_SHORT TASK:_ Exactly reproduce all the records, keeping pictures out of the copy.

# # # #

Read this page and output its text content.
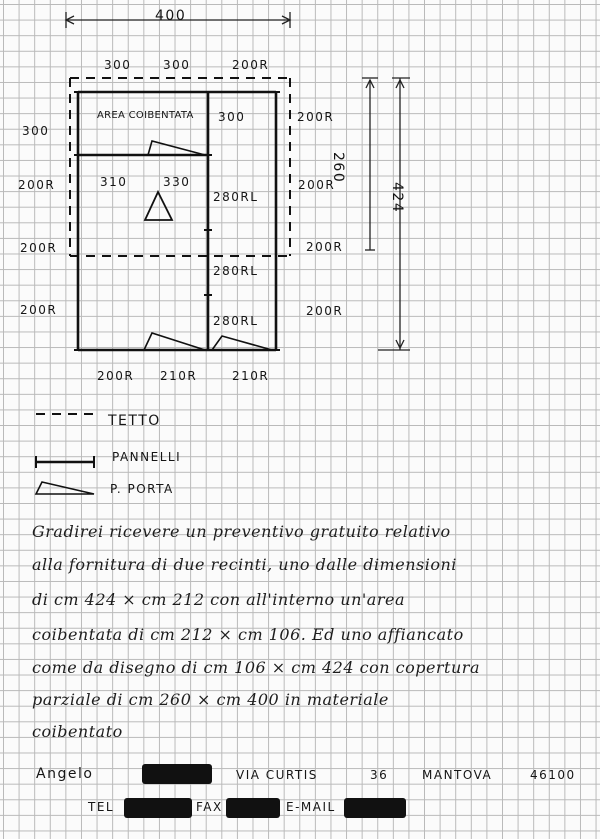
400
300	300	200R
AREA COIBENTATA 300
300
200R
200R
200R
310	330
280RL
280RL
280RL
200R
200R
200R
200R
200R 210R	210R
260
424
TETTO
PANNELLI
P. PORTA
Gradirei ricevere un preventivo gratuito relativo
alla fornitura di due recinti, uno dalle dimensioni
di cm 424 × cm 212 con all'interno un'area
coibentata di cm 212 × cm 106. Ed uno affiancato
come da disegno di cm 106 × cm 424 con copertura
parziale di cm 260 × cm 400 in materiale
coibentato
Angelo	VIA CURTIS	36	MANTOVA	46100
TEL	FAX	E-MAIL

# # # #

_WORKED ANSWER:_
Read this page and output its text content.
400
300	300	200R
AREA COIBENTATA 300
300
200R
200R
200R
310	330
280RL
280RL
280RL
200R
200R
200R
200R
200R 210R	210R
260
424
TETTO
PANNELLI
P. PORTA
Gradirei ricevere un preventivo gratuito relativo
alla fornitura di due recinti, uno dalle dimensioni
di cm 424 × cm 212 con all'interno un'area
coibentata di cm 212 × cm 106. Ed uno affiancato
come da disegno di cm 106 × cm 424 con copertura
parziale di cm 260 × cm 400 in materiale
coibentato
Angelo	VIA CURTIS	36	MANTOVA	46100
TEL	FAX	E-MAIL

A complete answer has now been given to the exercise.